Task instructions -
A - In the RISC-V security discussion below, how can the instruction decoder recognize a useless branch?
B - Please pick up the RISC-V security discussion below after its final sentence and carry it forward.

Text to read -

--

Mike Hamburg wrote:
>
>> On Sep 26, 2016, at 4:01 PM, Jacob Bachmeyer <
jcb6...@gmail.com
You are correct in the general case, but useless branches as an
exception to a general non-interference rule just struck me as highly
odd, unlikely to help an implementation, and almost tailor-made for
quiet subversion. On the other hand, I believe that they were honestly
included in the list, since meaningful branches *do* leak their
conditionals, and having the same opcode be permitted to leak state in
one case and required to be leak-proof in another case also seems very
odd until subversion is considered.
> Making useless branches into NOPs is only one way to do it, and if
> checking this adds a lot of overhead in hardware I don’t think it
> should be mandated.
A useless branch can be recognized by the instruction decoder: the
offset is the length of the branch instruction. (RISC-V user spec v2.1;
pages 16, 17, 85; PDF pages 25, 26, 95) I agree that requiring them to
be treated as NOPs may be a bit too strong, but state details that do
not affect control flow should generally not be allowed to leak. After
all, the inputs to a multiplication are "state details that do not
affect control flow". :)
> For super-high-level certification, you need really strong isolation
> guarantees. The simplest step would be to make branch prediction
> explicitly a per-thread resource, but you might also need isolated
> caches, timers, etc.
If that level of isolation guarantee is as detrimental to performance as
it looks, it should be an extension and should not be rolled into "G".
On the other hand, "G" should be "safe enough" for a network-connected
workstation in a reasonably secure (attacker has no physical access)
environment.
>> I get the impression that the RISC-V project envisions dedicated
>> cryptographic accelerators and may not understand the mistrust of
>> such "black boxes" in the security community.
>
> Beyond the mistrust, there’s simply the problem that not everyone will
> port their code to the accelerator.

--

Provided material -
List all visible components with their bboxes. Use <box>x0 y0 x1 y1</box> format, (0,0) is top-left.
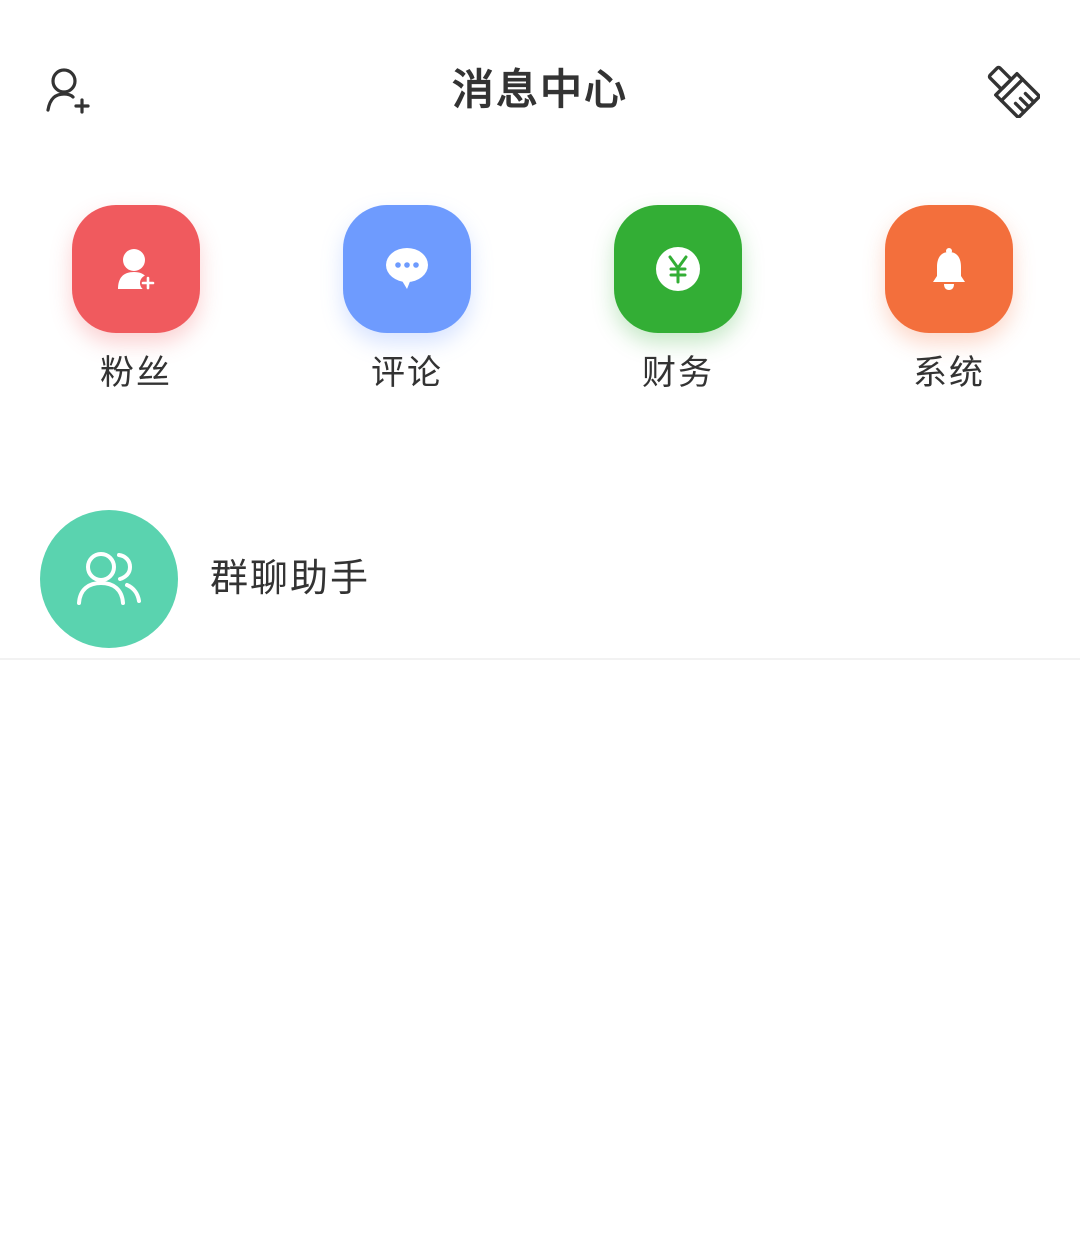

--

Answers in order -
A - The branch's offset equals the length of the branch instruction.

B -
And the problem that different implementations will almost certainly
have different accelerators, which makes porting even less likely.
Patents expire, but "infeasible to implement on any other architecture"
could be forever. :)
> For product scanning (schoolbook by columns instead of by rows), the
> inner loop is (x*y) + {hi,lo} -> {hi,lo}, which in ARM parlance would
> be UMLAL. Product scanning is less regular than operand scanning, but
> requires fewer memory writes if your regfile isn’t big enough.
> Unfortunately, UMLAL can carry, which adds more complexity. However,
> it is a good match for an extension that adds eg a dedicated 3-word
> accumulator register, where the 3rd word absorbs the carries. It is
> also a good match for reduced-radix operations, where internally the
> numbers are represented in eg base 2^28 instead of 2^32, and the upper
> bits are 0 to allow some number of carries to accumulate before
> dealing with them.
Product-scanned multiply only needs multiply-and-accumulate, which is
common in DSPs, with a wide accumulator. So a RISC-V DSP extension
could support this.
>> Previous discussion on this thread about add-with-carry mentioned
>> that WIDE-ADD could be done using an internal carry flag and a form
>> of macro-op fusion, but that worked because the intermediate carry
>> was overwritten with the final result. I think the problem with
>> UMAAL is that it requires four read and two write ports on the
>> register file, which ARM implementations are likely to have for some
>> of the other complex ARM opcodes, but RISC-V tries very hard to
>> minimize the required number of register file ports and so far has
>> kept them to "2 read/1 write", at which the project seems to be
>> intent on holding the line.
>
> This is certainly a problem.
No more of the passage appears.